Stored data

───

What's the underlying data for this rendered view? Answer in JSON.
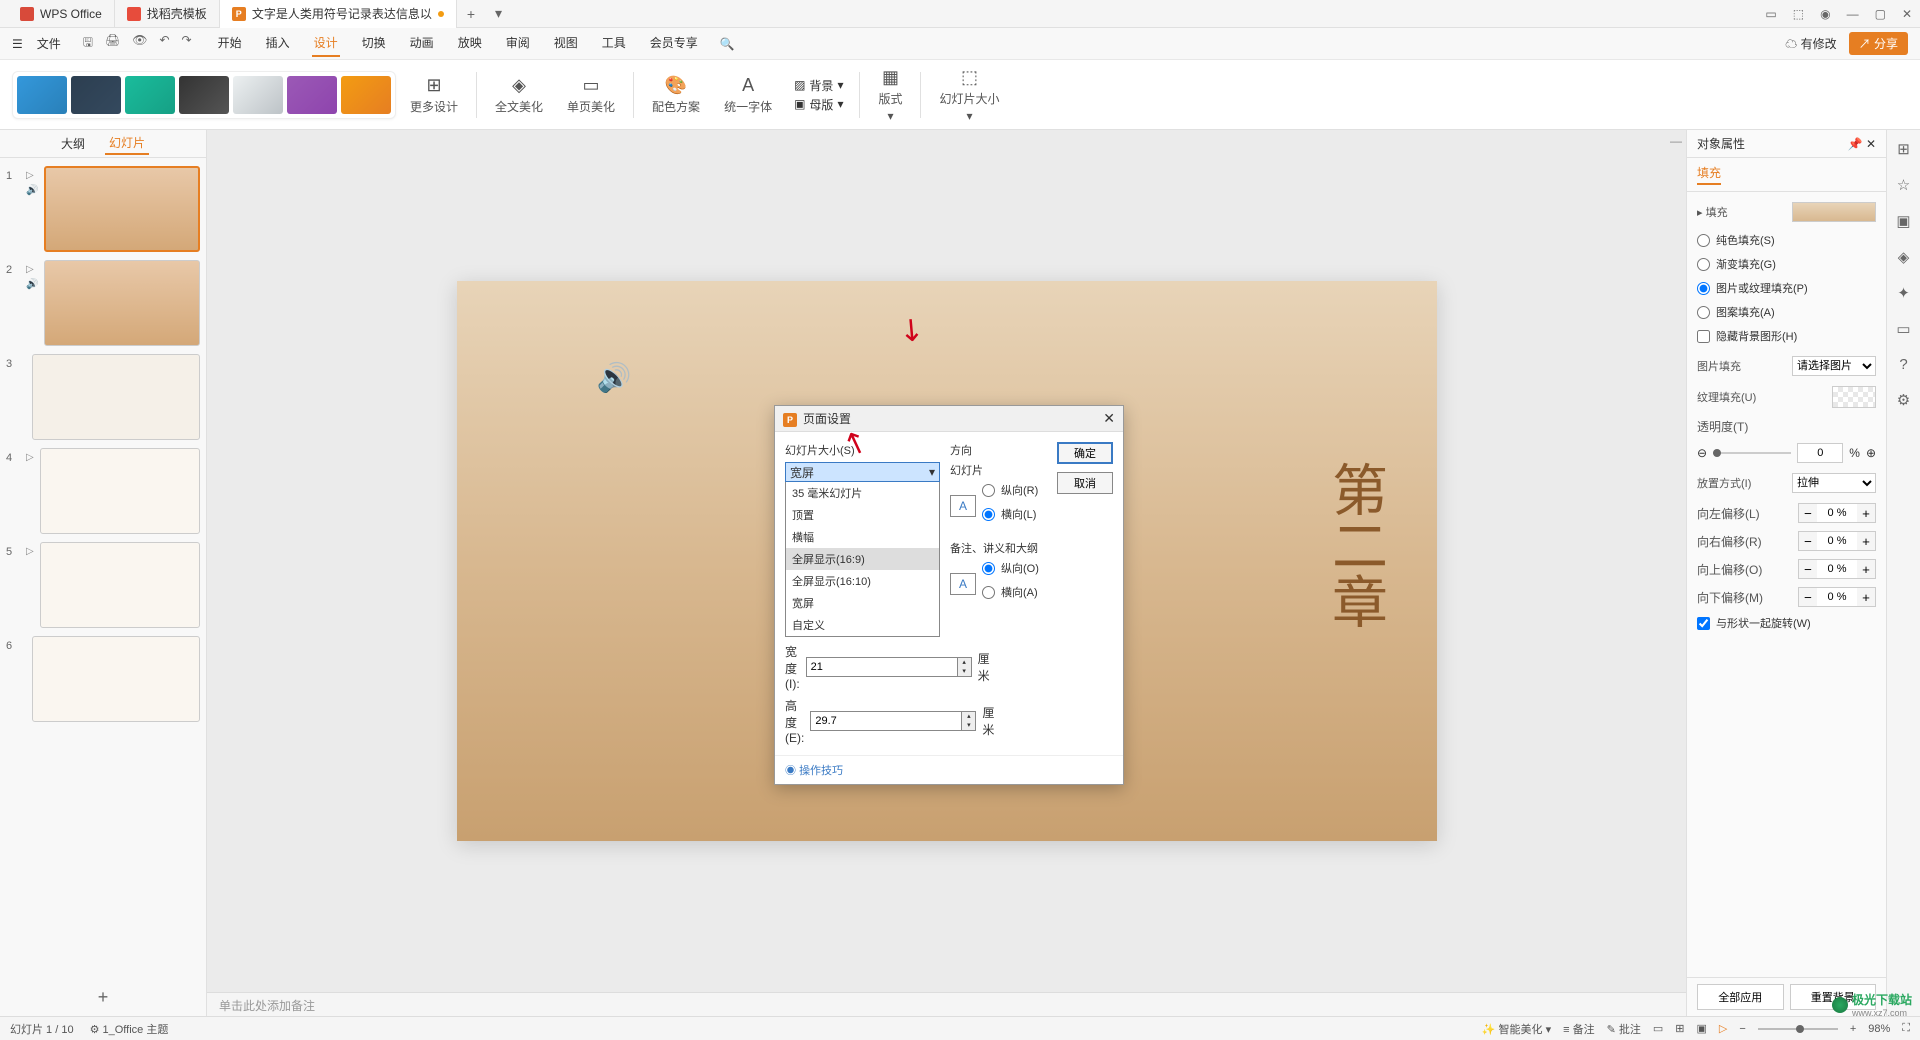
{
  "titlebar": {
    "app": "WPS Office",
    "tab2": "找稻壳模板",
    "tab3": "文字是人类用符号记录表达信息以",
    "plus": "+",
    "dropdown": "▾"
  },
  "menubar": {
    "file": "文件",
    "tabs": [
      "开始",
      "插入",
      "设计",
      "切换",
      "动画",
      "放映",
      "审阅",
      "视图",
      "工具",
      "会员专享"
    ],
    "modified": "有修改",
    "share": "分享"
  },
  "ribbon": {
    "more_design": "更多设计",
    "full_beautify": "全文美化",
    "single_beautify": "单页美化",
    "color_scheme": "配色方案",
    "unify_font": "统一字体",
    "background": "背景",
    "master": "母版",
    "layout": "版式",
    "slide_size": "幻灯片大小"
  },
  "left": {
    "tab_outline": "大纲",
    "tab_slides": "幻灯片"
  },
  "slide": {
    "chapter": "第二章"
  },
  "notes_placeholder": "单击此处添加备注",
  "dialog": {
    "title": "页面设置",
    "slide_size_label": "幻灯片大小(S)",
    "selected": "宽屏",
    "options": [
      "35 毫米幻灯片",
      "顶置",
      "横幅",
      "全屏显示(16:9)",
      "全屏显示(16:10)",
      "宽屏",
      "自定义"
    ],
    "width_label": "宽度(I):",
    "width_val": "21",
    "height_label": "高度(E):",
    "height_val": "29.7",
    "unit": "厘米",
    "orient_label": "方向",
    "slide_label": "幻灯片",
    "portrait_r": "纵向(R)",
    "landscape_l": "横向(L)",
    "notes_label": "备注、讲义和大纲",
    "portrait_o": "纵向(O)",
    "landscape_a": "横向(A)",
    "ok": "确定",
    "cancel": "取消",
    "tips": "操作技巧"
  },
  "right": {
    "header": "对象属性",
    "tab_fill": "填充",
    "section_fill": "填充",
    "solid": "纯色填充(S)",
    "gradient": "渐变填充(G)",
    "picture": "图片或纹理填充(P)",
    "pattern": "图案填充(A)",
    "hide_bg": "隐藏背景图形(H)",
    "pic_fill": "图片填充",
    "pic_select": "请选择图片",
    "texture_fill": "纹理填充(U)",
    "transparency": "透明度(T)",
    "trans_val": "0",
    "percent": "%",
    "tile_mode": "放置方式(I)",
    "tile_val": "拉伸",
    "offset_left": "向左偏移(L)",
    "offset_right": "向右偏移(R)",
    "offset_top": "向上偏移(O)",
    "offset_bottom": "向下偏移(M)",
    "offset_val": "0 %",
    "rotate_with": "与形状一起旋转(W)",
    "apply_all": "全部应用",
    "reset_bg": "重置背景"
  },
  "status": {
    "page": "幻灯片 1 / 10",
    "theme": "1_Office 主题",
    "smart": "智能美化",
    "notes": "备注",
    "comments": "批注",
    "zoom": "98%"
  },
  "watermark": {
    "name": "极光下载站",
    "url": "www.xz7.com"
  }
}
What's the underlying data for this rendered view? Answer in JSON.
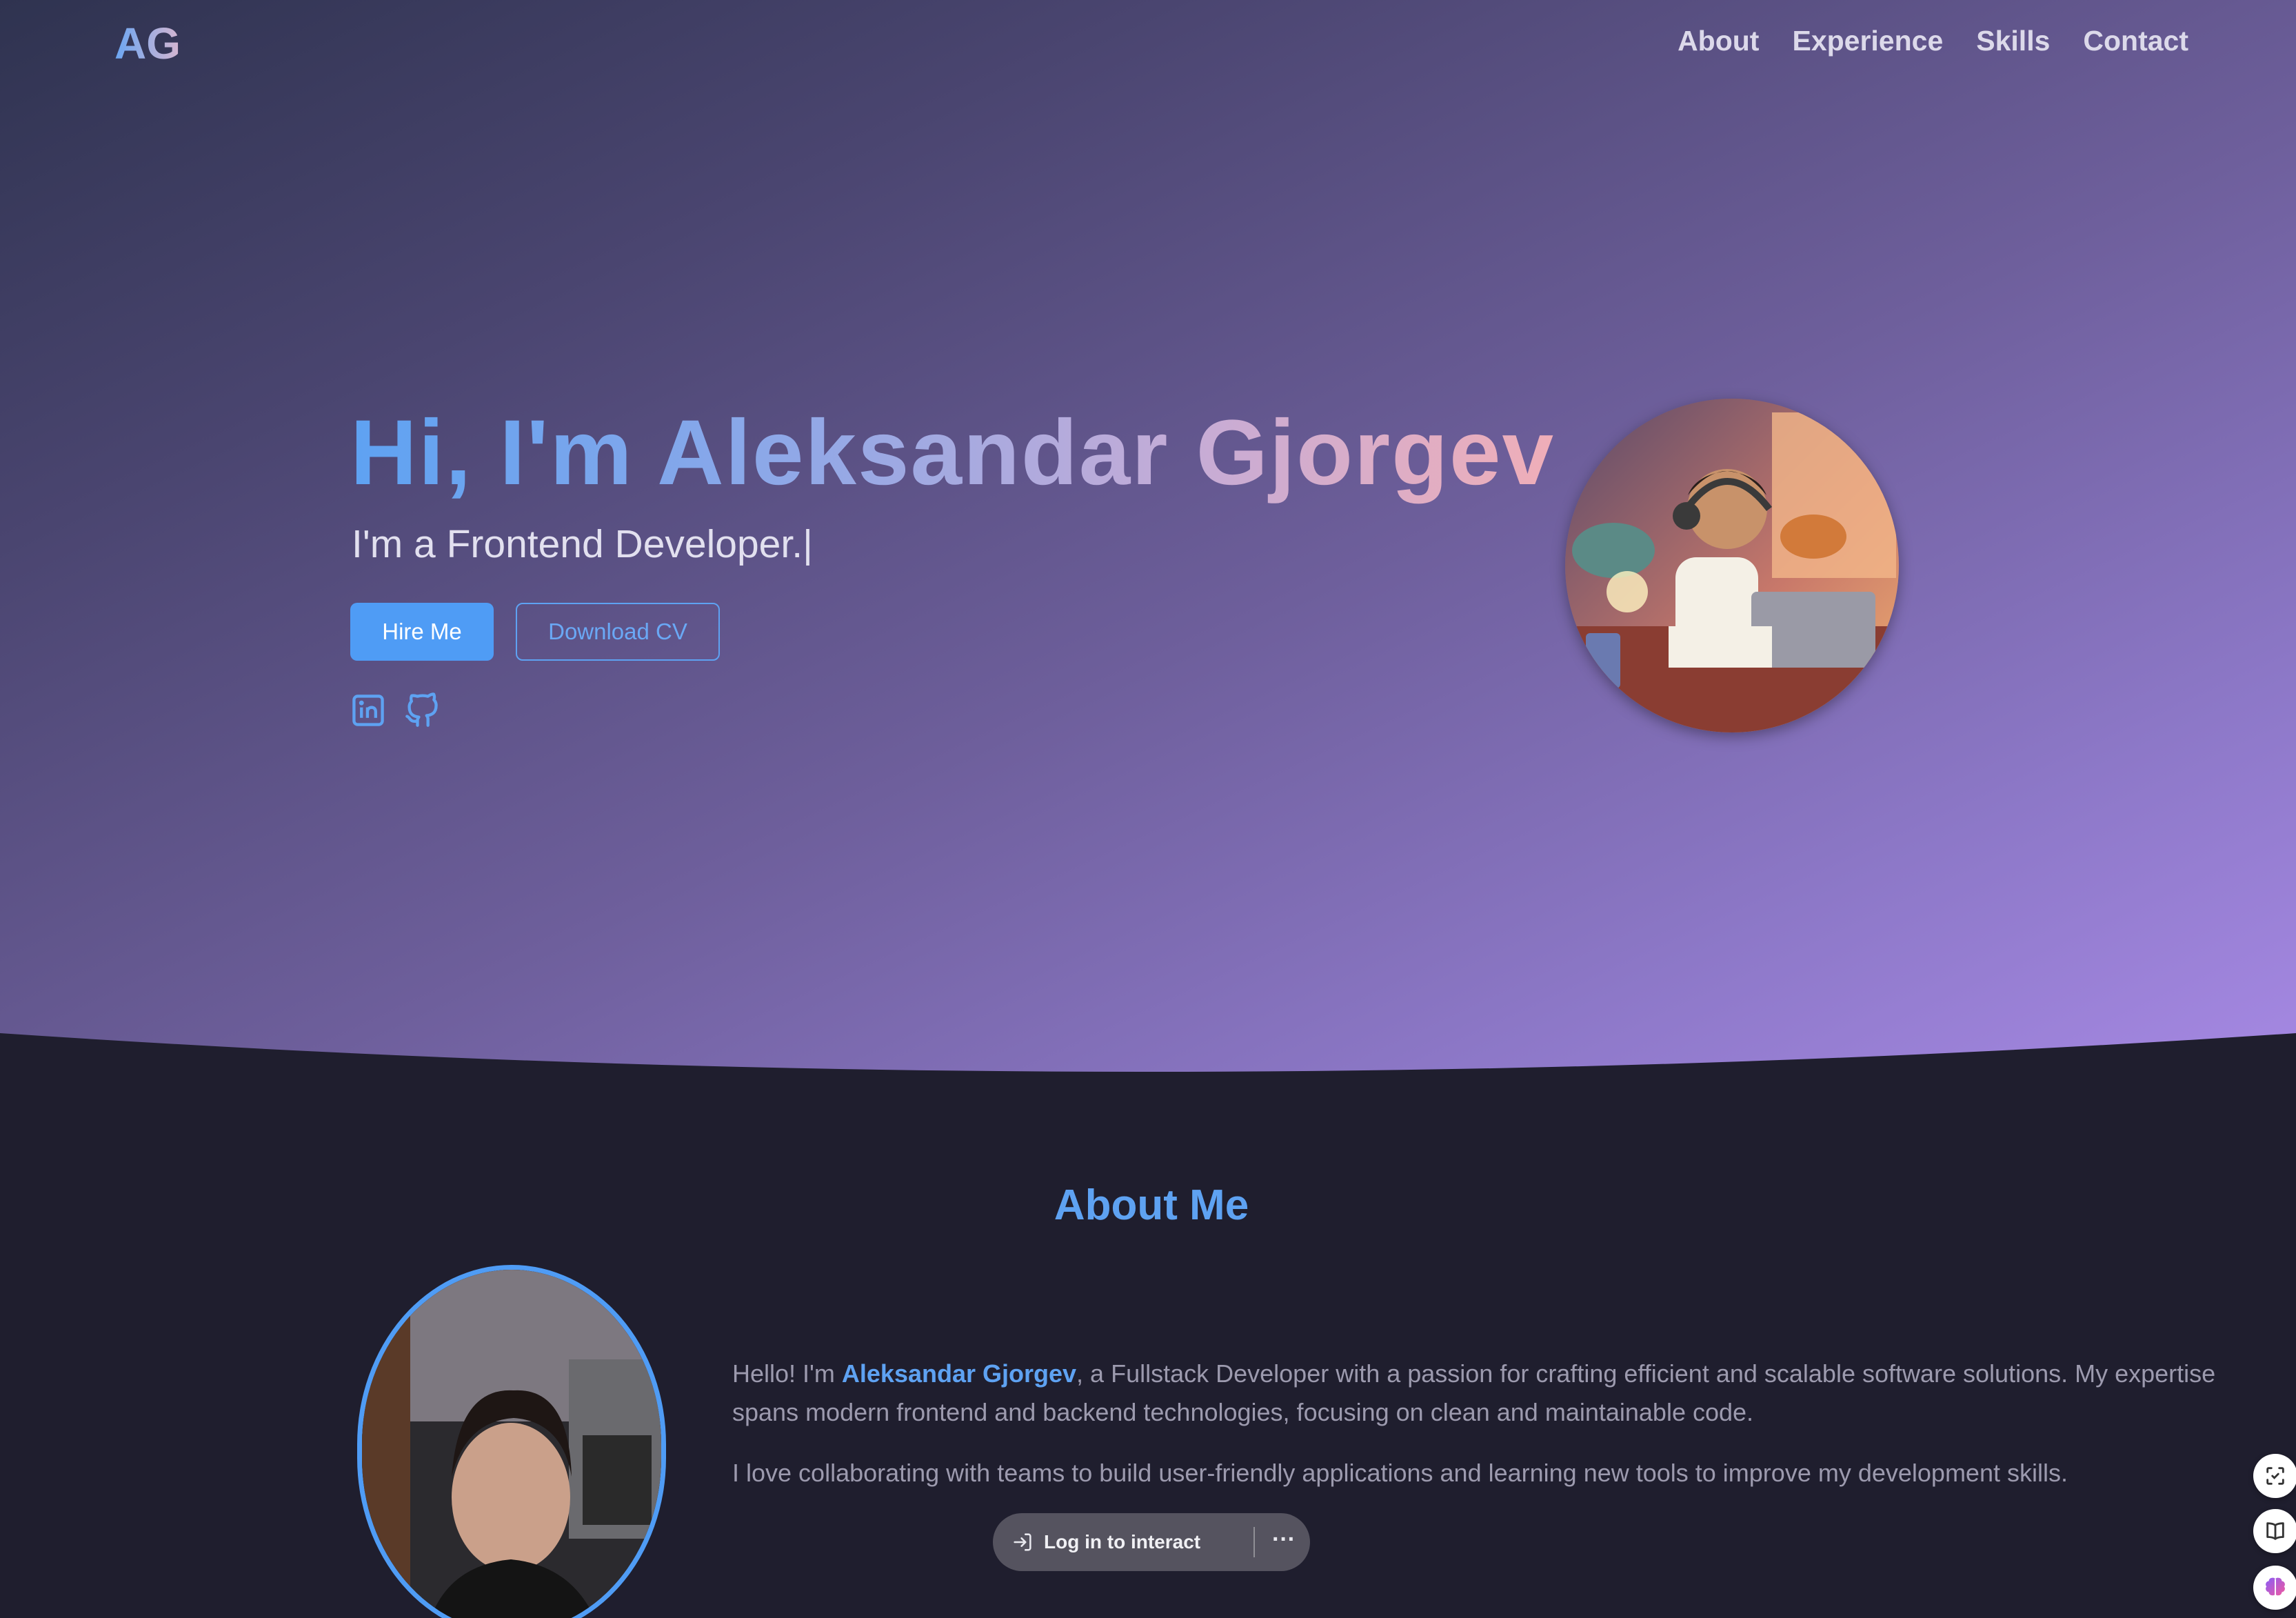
{
  "header": {
    "logo": "AG",
    "nav": [
      "About",
      "Experience",
      "Skills",
      "Contact"
    ]
  },
  "hero": {
    "title": "Hi, I'm Aleksandar Gjorgev",
    "subtitle": "I'm a Frontend Developer.",
    "caret": "|",
    "hire_label": "Hire Me",
    "cv_label": "Download CV",
    "social_icons": [
      "linkedin-icon",
      "github-icon"
    ]
  },
  "about": {
    "title": "About Me",
    "p1_prefix": "Hello! I'm ",
    "p1_name": "Aleksandar Gjorgev",
    "p1_suffix": ", a Fullstack Developer with a passion for crafting efficient and scalable software solutions. My expertise spans modern frontend and backend technologies, focusing on clean and maintainable code.",
    "p2": "I love collaborating with teams to build user-friendly applications and learning new tools to improve my development skills."
  },
  "overlay": {
    "login_label": "Log in to interact",
    "more_label": "···"
  },
  "colors": {
    "accent": "#4f9cf5",
    "page_bg": "#1f1e2e",
    "hero_start": "#2f3350",
    "hero_end": "#a88ae6"
  }
}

───

Short exercise
Set down all the data again exactly as above, pictures excluded.

Task answer
What's the underlying data for this rendered view? Answer in JSON.
{
  "titlebar": {
    "app": "WPS Office",
    "tab2": "找稻壳模板",
    "tab3": "文字是人类用符号记录表达信息以",
    "plus": "+",
    "dropdown": "▾"
  },
  "menubar": {
    "file": "文件",
    "tabs": [
      "开始",
      "插入",
      "设计",
      "切换",
      "动画",
      "放映",
      "审阅",
      "视图",
      "工具",
      "会员专享"
    ],
    "modified": "有修改",
    "share": "分享"
  },
  "ribbon": {
    "more_design": "更多设计",
    "full_beautify": "全文美化",
    "single_beautify": "单页美化",
    "color_scheme": "配色方案",
    "unify_font": "统一字体",
    "background": "背景",
    "master": "母版",
    "layout": "版式",
    "slide_size": "幻灯片大小"
  },
  "left": {
    "tab_outline": "大纲",
    "tab_slides": "幻灯片"
  },
  "slide": {
    "chapter": "第二章"
  },
  "notes_placeholder": "单击此处添加备注",
  "dialog": {
    "title": "页面设置",
    "slide_size_label": "幻灯片大小(S)",
    "selected": "宽屏",
    "options": [
      "35 毫米幻灯片",
      "顶置",
      "横幅",
      "全屏显示(16:9)",
      "全屏显示(16:10)",
      "宽屏",
      "自定义"
    ],
    "width_label": "宽度(I):",
    "width_val": "21",
    "height_label": "高度(E):",
    "height_val": "29.7",
    "unit": "厘米",
    "orient_label": "方向",
    "slide_label": "幻灯片",
    "portrait_r": "纵向(R)",
    "landscape_l": "横向(L)",
    "notes_label": "备注、讲义和大纲",
    "portrait_o": "纵向(O)",
    "landscape_a": "横向(A)",
    "ok": "确定",
    "cancel": "取消",
    "tips": "操作技巧"
  },
  "right": {
    "header": "对象属性",
    "tab_fill": "填充",
    "section_fill": "填充",
    "solid": "纯色填充(S)",
    "gradient": "渐变填充(G)",
    "picture": "图片或纹理填充(P)",
    "pattern": "图案填充(A)",
    "hide_bg": "隐藏背景图形(H)",
    "pic_fill": "图片填充",
    "pic_select": "请选择图片",
    "texture_fill": "纹理填充(U)",
    "transparency": "透明度(T)",
    "trans_val": "0",
    "percent": "%",
    "tile_mode": "放置方式(I)",
    "tile_val": "拉伸",
    "offset_left": "向左偏移(L)",
    "offset_right": "向右偏移(R)",
    "offset_top": "向上偏移(O)",
    "offset_bottom": "向下偏移(M)",
    "offset_val": "0 %",
    "rotate_with": "与形状一起旋转(W)",
    "apply_all": "全部应用",
    "reset_bg": "重置背景"
  },
  "status": {
    "page": "幻灯片 1 / 10",
    "theme": "1_Office 主题",
    "smart": "智能美化",
    "notes": "备注",
    "comments": "批注",
    "zoom": "98%"
  },
  "watermark": {
    "name": "极光下载站",
    "url": "www.xz7.com"
  }
}
What's the underlying data for this rendered view? Answer in JSON.
{
  "header": {
    "logo": "AG",
    "nav": [
      "About",
      "Experience",
      "Skills",
      "Contact"
    ]
  },
  "hero": {
    "title": "Hi, I'm Aleksandar Gjorgev",
    "subtitle": "I'm a Frontend Developer.",
    "caret": "|",
    "hire_label": "Hire Me",
    "cv_label": "Download CV",
    "social_icons": [
      "linkedin-icon",
      "github-icon"
    ]
  },
  "about": {
    "title": "About Me",
    "p1_prefix": "Hello! I'm ",
    "p1_name": "Aleksandar Gjorgev",
    "p1_suffix": ", a Fullstack Developer with a passion for crafting efficient and scalable software solutions. My expertise spans modern frontend and backend technologies, focusing on clean and maintainable code.",
    "p2": "I love collaborating with teams to build user-friendly applications and learning new tools to improve my development skills."
  },
  "overlay": {
    "login_label": "Log in to interact",
    "more_label": "···"
  },
  "colors": {
    "accent": "#4f9cf5",
    "page_bg": "#1f1e2e",
    "hero_start": "#2f3350",
    "hero_end": "#a88ae6"
  }
}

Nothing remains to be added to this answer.